◆ What to produce ◆
Below is a block of records; return all of them exactly, but without the images.

Rows from a figure dataset
_ _ _ _ _
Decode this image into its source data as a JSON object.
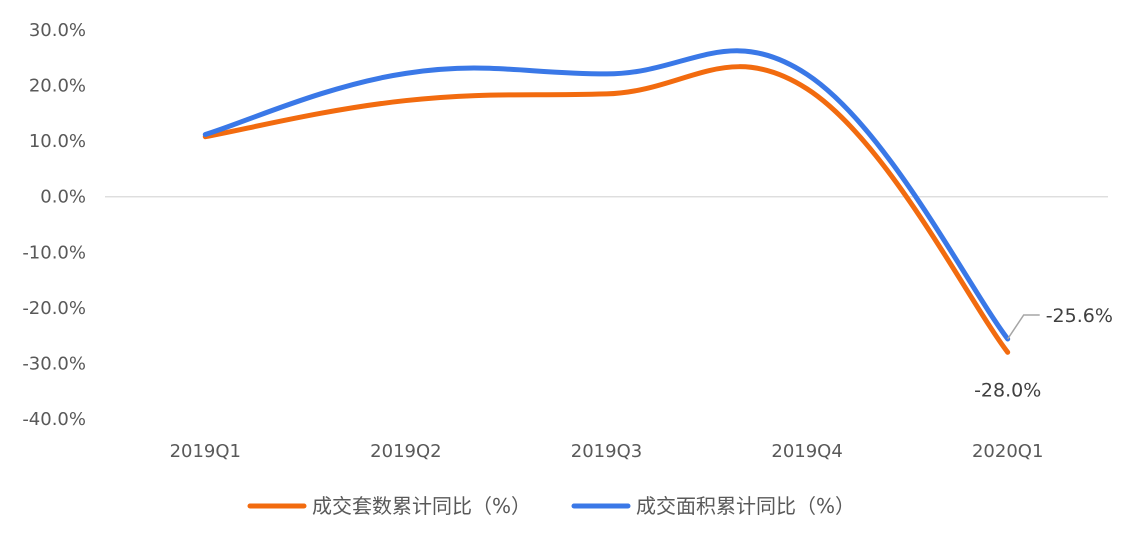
{
  "chart_data": {
    "type": "line",
    "categories": [
      "2019Q1",
      "2019Q2",
      "2019Q3",
      "2019Q4",
      "2020Q1"
    ],
    "series": [
      {
        "name": "成交套数累计同比（%）",
        "color": "#F26B0F",
        "values": [
          10.8,
          17.3,
          18.5,
          19.4,
          -28.0
        ]
      },
      {
        "name": "成交面积累计同比（%）",
        "color": "#3A78E7",
        "values": [
          11.2,
          22.2,
          22.1,
          22.0,
          -25.6
        ]
      }
    ],
    "ylim": [
      -40,
      30
    ],
    "yticks": [
      "30.0%",
      "20.0%",
      "10.0%",
      "0.0%",
      "-10.0%",
      "-20.0%",
      "-30.0%",
      "-40.0%"
    ],
    "data_labels": [
      {
        "series": 0,
        "index": 4,
        "text": "-28.0%"
      },
      {
        "series": 1,
        "index": 4,
        "text": "-25.6%"
      }
    ],
    "legend_position": "bottom",
    "grid": false
  }
}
_ _ _ _ _
◆ Answer in full ◆
Decode this image into its source data as a JSON object.
{
  "chart_data": {
    "type": "line",
    "categories": [
      "2019Q1",
      "2019Q2",
      "2019Q3",
      "2019Q4",
      "2020Q1"
    ],
    "series": [
      {
        "name": "成交套数累计同比（%）",
        "color": "#F26B0F",
        "values": [
          10.8,
          17.3,
          18.5,
          19.4,
          -28.0
        ]
      },
      {
        "name": "成交面积累计同比（%）",
        "color": "#3A78E7",
        "values": [
          11.2,
          22.2,
          22.1,
          22.0,
          -25.6
        ]
      }
    ],
    "ylim": [
      -40,
      30
    ],
    "yticks": [
      "30.0%",
      "20.0%",
      "10.0%",
      "0.0%",
      "-10.0%",
      "-20.0%",
      "-30.0%",
      "-40.0%"
    ],
    "data_labels": [
      {
        "series": 0,
        "index": 4,
        "text": "-28.0%"
      },
      {
        "series": 1,
        "index": 4,
        "text": "-25.6%"
      }
    ],
    "legend_position": "bottom",
    "grid": false
  }
}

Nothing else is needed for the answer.